§ Set problem: Count every line that has the word "슬로바키아에". Give the number, without anything more.

§ Material supplied:
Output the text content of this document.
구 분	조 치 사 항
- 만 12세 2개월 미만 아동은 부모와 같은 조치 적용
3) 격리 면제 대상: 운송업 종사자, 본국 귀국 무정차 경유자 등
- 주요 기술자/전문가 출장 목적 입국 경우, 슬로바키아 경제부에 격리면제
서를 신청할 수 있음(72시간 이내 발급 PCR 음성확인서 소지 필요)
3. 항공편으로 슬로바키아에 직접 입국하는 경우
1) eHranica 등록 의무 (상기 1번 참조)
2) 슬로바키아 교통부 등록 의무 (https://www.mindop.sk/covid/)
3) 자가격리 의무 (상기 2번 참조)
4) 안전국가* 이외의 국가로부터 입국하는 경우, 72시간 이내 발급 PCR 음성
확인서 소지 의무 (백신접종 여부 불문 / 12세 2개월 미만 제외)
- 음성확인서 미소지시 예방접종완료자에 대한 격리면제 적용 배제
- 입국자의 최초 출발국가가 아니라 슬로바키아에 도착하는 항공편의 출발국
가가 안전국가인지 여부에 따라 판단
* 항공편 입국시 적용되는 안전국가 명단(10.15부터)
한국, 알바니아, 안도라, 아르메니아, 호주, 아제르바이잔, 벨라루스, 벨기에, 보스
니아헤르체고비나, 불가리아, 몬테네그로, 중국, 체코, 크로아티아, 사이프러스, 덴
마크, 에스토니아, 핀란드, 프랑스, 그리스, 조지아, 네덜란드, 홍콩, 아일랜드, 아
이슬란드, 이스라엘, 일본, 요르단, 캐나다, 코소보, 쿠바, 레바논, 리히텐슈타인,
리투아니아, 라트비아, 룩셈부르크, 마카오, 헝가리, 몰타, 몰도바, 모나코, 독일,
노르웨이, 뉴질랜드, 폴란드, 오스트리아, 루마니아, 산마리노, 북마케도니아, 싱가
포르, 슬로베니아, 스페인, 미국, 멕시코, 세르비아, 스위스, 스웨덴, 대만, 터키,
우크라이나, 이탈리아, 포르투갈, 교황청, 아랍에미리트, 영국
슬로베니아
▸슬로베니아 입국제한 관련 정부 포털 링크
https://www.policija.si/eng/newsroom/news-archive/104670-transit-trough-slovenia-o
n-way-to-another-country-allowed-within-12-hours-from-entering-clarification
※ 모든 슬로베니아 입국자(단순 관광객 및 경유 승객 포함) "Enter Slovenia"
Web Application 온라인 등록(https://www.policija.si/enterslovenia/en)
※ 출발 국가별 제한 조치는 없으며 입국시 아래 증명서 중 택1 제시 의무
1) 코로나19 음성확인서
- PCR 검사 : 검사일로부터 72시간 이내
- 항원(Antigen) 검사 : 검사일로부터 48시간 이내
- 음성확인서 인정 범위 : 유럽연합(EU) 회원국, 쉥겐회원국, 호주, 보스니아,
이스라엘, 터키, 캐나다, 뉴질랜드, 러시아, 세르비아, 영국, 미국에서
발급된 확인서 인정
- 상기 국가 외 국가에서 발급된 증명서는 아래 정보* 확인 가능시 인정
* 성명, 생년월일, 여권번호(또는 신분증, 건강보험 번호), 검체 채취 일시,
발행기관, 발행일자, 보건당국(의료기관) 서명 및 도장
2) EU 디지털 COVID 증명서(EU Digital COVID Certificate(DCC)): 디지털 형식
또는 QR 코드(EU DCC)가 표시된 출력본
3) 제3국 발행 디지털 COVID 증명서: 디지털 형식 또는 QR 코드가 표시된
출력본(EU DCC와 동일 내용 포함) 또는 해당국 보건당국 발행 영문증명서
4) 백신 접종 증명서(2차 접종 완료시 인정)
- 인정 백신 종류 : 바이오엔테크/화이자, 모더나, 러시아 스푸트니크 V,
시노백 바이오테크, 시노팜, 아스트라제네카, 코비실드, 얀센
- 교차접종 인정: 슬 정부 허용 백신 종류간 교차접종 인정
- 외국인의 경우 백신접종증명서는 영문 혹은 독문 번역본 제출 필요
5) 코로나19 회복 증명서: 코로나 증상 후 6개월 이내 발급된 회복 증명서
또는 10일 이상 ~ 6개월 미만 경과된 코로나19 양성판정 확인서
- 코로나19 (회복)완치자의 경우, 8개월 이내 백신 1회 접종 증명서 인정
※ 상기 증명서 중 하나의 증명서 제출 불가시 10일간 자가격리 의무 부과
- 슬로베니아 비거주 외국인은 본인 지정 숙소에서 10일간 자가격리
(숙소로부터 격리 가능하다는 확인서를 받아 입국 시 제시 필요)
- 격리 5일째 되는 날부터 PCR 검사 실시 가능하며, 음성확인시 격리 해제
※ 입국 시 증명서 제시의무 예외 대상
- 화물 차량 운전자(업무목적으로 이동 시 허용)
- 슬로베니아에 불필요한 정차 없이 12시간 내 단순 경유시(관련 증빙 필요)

§ Task result: 2